Each entry below is to be transcribed exactly.

──────────────────────────────

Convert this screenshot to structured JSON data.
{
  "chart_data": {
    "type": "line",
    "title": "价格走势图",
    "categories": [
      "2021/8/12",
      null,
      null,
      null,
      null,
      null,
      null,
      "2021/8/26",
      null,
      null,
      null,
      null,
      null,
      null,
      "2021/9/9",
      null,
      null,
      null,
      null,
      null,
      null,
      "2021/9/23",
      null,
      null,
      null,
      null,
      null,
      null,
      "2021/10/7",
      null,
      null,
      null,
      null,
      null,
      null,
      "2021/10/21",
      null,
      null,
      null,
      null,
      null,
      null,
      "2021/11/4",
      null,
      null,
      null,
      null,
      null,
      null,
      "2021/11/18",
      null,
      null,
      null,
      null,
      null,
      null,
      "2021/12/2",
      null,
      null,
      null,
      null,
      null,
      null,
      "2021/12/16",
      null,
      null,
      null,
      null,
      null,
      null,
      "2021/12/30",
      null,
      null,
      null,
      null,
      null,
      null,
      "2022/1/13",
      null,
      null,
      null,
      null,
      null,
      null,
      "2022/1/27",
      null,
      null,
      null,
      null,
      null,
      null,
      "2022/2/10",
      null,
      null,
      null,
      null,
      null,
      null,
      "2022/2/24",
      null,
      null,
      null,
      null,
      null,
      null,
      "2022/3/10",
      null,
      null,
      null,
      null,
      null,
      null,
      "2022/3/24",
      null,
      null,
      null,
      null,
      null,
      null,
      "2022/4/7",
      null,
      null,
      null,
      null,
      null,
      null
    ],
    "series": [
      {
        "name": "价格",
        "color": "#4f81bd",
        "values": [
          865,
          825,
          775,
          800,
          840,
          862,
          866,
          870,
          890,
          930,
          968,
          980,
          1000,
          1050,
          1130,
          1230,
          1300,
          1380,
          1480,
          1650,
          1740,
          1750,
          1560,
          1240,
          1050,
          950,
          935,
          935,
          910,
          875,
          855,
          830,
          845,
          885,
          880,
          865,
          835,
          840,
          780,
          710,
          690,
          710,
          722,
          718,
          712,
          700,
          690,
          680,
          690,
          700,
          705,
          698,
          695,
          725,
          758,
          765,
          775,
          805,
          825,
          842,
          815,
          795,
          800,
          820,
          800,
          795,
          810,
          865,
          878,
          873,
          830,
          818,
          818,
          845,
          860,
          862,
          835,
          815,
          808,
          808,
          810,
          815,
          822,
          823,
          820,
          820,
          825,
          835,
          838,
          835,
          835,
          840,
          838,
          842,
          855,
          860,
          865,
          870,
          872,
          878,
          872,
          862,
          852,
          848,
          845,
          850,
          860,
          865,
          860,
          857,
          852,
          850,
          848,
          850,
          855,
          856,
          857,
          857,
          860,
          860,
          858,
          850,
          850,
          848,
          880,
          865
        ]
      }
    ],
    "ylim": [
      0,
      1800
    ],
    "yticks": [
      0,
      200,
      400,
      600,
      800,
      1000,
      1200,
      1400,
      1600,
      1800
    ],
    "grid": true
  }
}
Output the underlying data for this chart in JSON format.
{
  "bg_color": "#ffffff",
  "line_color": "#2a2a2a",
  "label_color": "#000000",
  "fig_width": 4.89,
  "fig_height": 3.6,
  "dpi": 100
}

──────────────────────────────

• Solved exercise:
Convert this screenshot to structured JSON data.
{
  "chart_data": {
    "type": "line",
    "title": "价格走势图",
    "categories": [
      "2021/8/12",
      null,
      null,
      null,
      null,
      null,
      null,
      "2021/8/26",
      null,
      null,
      null,
      null,
      null,
      null,
      "2021/9/9",
      null,
      null,
      null,
      null,
      null,
      null,
      "2021/9/23",
      null,
      null,
      null,
      null,
      null,
      null,
      "2021/10/7",
      null,
      null,
      null,
      null,
      null,
      null,
      "2021/10/21",
      null,
      null,
      null,
      null,
      null,
      null,
      "2021/11/4",
      null,
      null,
      null,
      null,
      null,
      null,
      "2021/11/18",
      null,
      null,
      null,
      null,
      null,
      null,
      "2021/12/2",
      null,
      null,
      null,
      null,
      null,
      null,
      "2021/12/16",
      null,
      null,
      null,
      null,
      null,
      null,
      "2021/12/30",
      null,
      null,
      null,
      null,
      null,
      null,
      "2022/1/13",
      null,
      null,
      null,
      null,
      null,
      null,
      "2022/1/27",
      null,
      null,
      null,
      null,
      null,
      null,
      "2022/2/10",
      null,
      null,
      null,
      null,
      null,
      null,
      "2022/2/24",
      null,
      null,
      null,
      null,
      null,
      null,
      "2022/3/10",
      null,
      null,
      null,
      null,
      null,
      null,
      "2022/3/24",
      null,
      null,
      null,
      null,
      null,
      null,
      "2022/4/7",
      null,
      null,
      null,
      null,
      null,
      null
    ],
    "series": [
      {
        "name": "价格",
        "color": "#4f81bd",
        "values": [
          865,
          825,
          775,
          800,
          840,
          862,
          866,
          870,
          890,
          930,
          968,
          980,
          1000,
          1050,
          1130,
          1230,
          1300,
          1380,
          1480,
          1650,
          1740,
          1750,
          1560,
          1240,
          1050,
          950,
          935,
          935,
          910,
          875,
          855,
          830,
          845,
          885,
          880,
          865,
          835,
          840,
          780,
          710,
          690,
          710,
          722,
          718,
          712,
          700,
          690,
          680,
          690,
          700,
          705,
          698,
          695,
          725,
          758,
          765,
          775,
          805,
          825,
          842,
          815,
          795,
          800,
          820,
          800,
          795,
          810,
          865,
          878,
          873,
          830,
          818,
          818,
          845,
          860,
          862,
          835,
          815,
          808,
          808,
          810,
          815,
          822,
          823,
          820,
          820,
          825,
          835,
          838,
          835,
          835,
          840,
          838,
          842,
          855,
          860,
          865,
          870,
          872,
          878,
          872,
          862,
          852,
          848,
          845,
          850,
          860,
          865,
          860,
          857,
          852,
          850,
          848,
          850,
          855,
          856,
          857,
          857,
          860,
          860,
          858,
          850,
          850,
          848,
          880,
          865
        ]
      }
    ],
    "ylim": [
      0,
      1800
    ],
    "yticks": [
      0,
      200,
      400,
      600,
      800,
      1000,
      1200,
      1400,
      1600,
      1800
    ],
    "grid": true
  }
}
Output the underlying data for this chart in JSON format.
{
  "bg_color": "#ffffff",
  "line_color": "#2a2a2a",
  "label_color": "#000000",
  "fig_width": 4.89,
  "fig_height": 3.6,
  "dpi": 100
}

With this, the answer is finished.